**What to produce:**
Extract the text of every entry below exactly; leave images out.

### Input records ###

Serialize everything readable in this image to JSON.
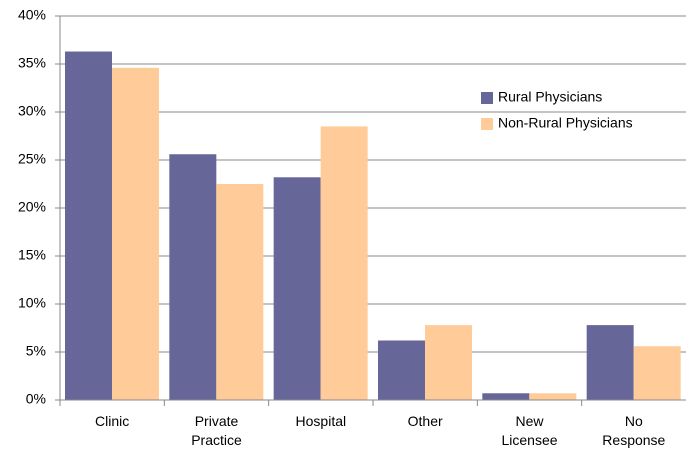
{
  "chart_data": {
    "type": "bar",
    "categories": [
      "Clinic",
      "Private\nPractice",
      "Hospital",
      "Other",
      "New\nLicensee",
      "No\nResponse"
    ],
    "series": [
      {
        "name": "Rural Physicians",
        "color": "#666699",
        "values": [
          36.3,
          25.6,
          23.2,
          6.2,
          0.7,
          7.8
        ]
      },
      {
        "name": "Non-Rural Physicians",
        "color": "#ffcc99",
        "values": [
          34.6,
          22.5,
          28.5,
          7.8,
          0.7,
          5.6
        ]
      }
    ],
    "ylim": [
      0,
      40
    ],
    "yticks": [
      {
        "value": 0,
        "label": "0%"
      },
      {
        "value": 5,
        "label": "5%"
      },
      {
        "value": 10,
        "label": "10%"
      },
      {
        "value": 15,
        "label": "15%"
      },
      {
        "value": 20,
        "label": "20%"
      },
      {
        "value": 25,
        "label": "25%"
      },
      {
        "value": 30,
        "label": "30%"
      },
      {
        "value": 35,
        "label": "35%"
      },
      {
        "value": 40,
        "label": "40%"
      }
    ],
    "grid": true,
    "legend": "upper right"
  }
}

###

**The answer:**
Serialize everything readable in this image to JSON.
{
  "chart_data": {
    "type": "bar",
    "categories": [
      "Clinic",
      "Private\nPractice",
      "Hospital",
      "Other",
      "New\nLicensee",
      "No\nResponse"
    ],
    "series": [
      {
        "name": "Rural Physicians",
        "color": "#666699",
        "values": [
          36.3,
          25.6,
          23.2,
          6.2,
          0.7,
          7.8
        ]
      },
      {
        "name": "Non-Rural Physicians",
        "color": "#ffcc99",
        "values": [
          34.6,
          22.5,
          28.5,
          7.8,
          0.7,
          5.6
        ]
      }
    ],
    "ylim": [
      0,
      40
    ],
    "yticks": [
      {
        "value": 0,
        "label": "0%"
      },
      {
        "value": 5,
        "label": "5%"
      },
      {
        "value": 10,
        "label": "10%"
      },
      {
        "value": 15,
        "label": "15%"
      },
      {
        "value": 20,
        "label": "20%"
      },
      {
        "value": 25,
        "label": "25%"
      },
      {
        "value": 30,
        "label": "30%"
      },
      {
        "value": 35,
        "label": "35%"
      },
      {
        "value": 40,
        "label": "40%"
      }
    ],
    "grid": true,
    "legend": "upper right"
  }
}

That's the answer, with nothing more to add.